Task goal:
Select, from the material below, each line with "washing" in it.

[START Information provided]

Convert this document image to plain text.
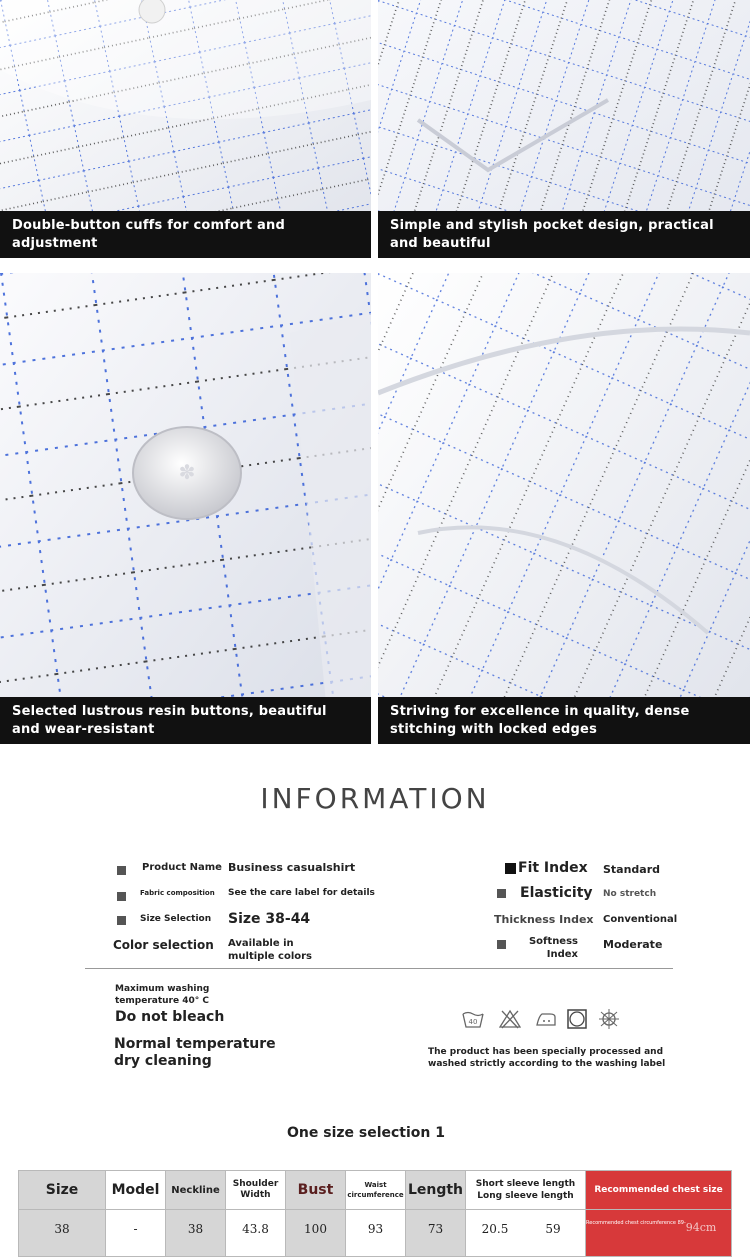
Double-button cuffs for comfort and adjustment
Simple and stylish pocket design, practical and beautiful
✽
Selected lustrous resin buttons, beautiful and wear-resistant
Striving for excellence in quality, dense stitching with locked edges
INFORMATION
Product Name Business casualshirt
Fabric composition See the care label for details
Size Selection Size 38-44
Color selection Available in multiple colors
Fit Index Standard
Elasticity No stretch
Thickness Index Conventional
Softness Index
Moderate
Maximum washing temperature 40° C
Do not bleach
Normal temperature dry cleaning
40
The product has been specially processed and washed strictly according to the washing label
One size selection 1
Size	Model	Neckline	Shoulder Width	Bust	Waist circumference	Length	Short sleeve length Long sleeve length	Recommended chest size
38	-	38	43.8	100	93	73	20.5 59	$^{Recommended chest circumference 89-}$94cm
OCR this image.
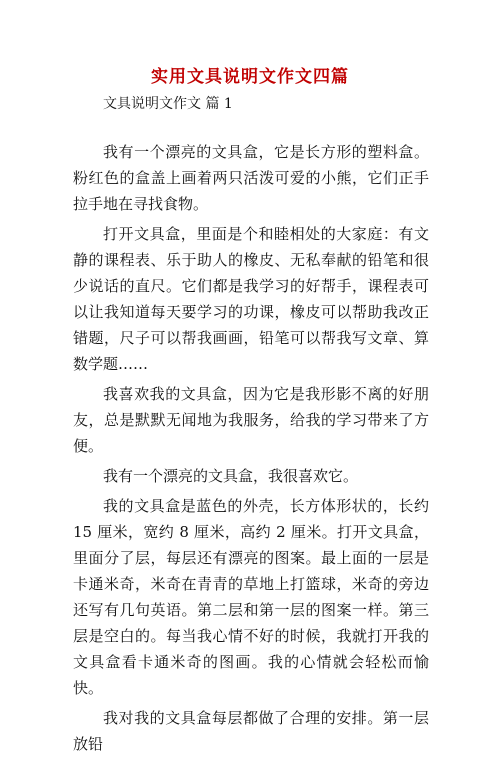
实用文具说明文作文四篇
文具说明文作文 篇 1

我有一个漂亮的文具盒，它是长方形的塑料盒。粉红色的盒盖上画着两只活泼可爱的小熊，它们正手拉手地在寻找食物。

打开文具盒，里面是个和睦相处的大家庭：有文静的课程表、乐于助人的橡皮、无私奉献的铅笔和很少说话的直尺。它们都是我学习的好帮手，课程表可以让我知道每天要学习的功课，橡皮可以帮助我改正错题，尺子可以帮我画画，铅笔可以帮我写文章、算数学题……

我喜欢我的文具盒，因为它是我形影不离的好朋友，总是默默无闻地为我服务，给我的学习带来了方便。

我有一个漂亮的文具盒，我很喜欢它。

我的文具盒是蓝色的外壳，长方体形状的，长约 15 厘米，宽约 8 厘米，高约 2 厘米。打开文具盒，里面分了层，每层还有漂亮的图案。最上面的一层是卡通米奇，米奇在青青的草地上打篮球，米奇的旁边还写有几句英语。第二层和第一层的图案一样。第三层是空白的。每当我心情不好的时候，我就打开我的文具盒看卡通米奇的图画。我的心情就会轻松而愉快。

我对我的文具盒每层都做了合理的安排。第一层放铅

[END Information provided]

Task response:
Maximum washing temperature 40° C
The product has been specially processed and washed strictly according to the washing label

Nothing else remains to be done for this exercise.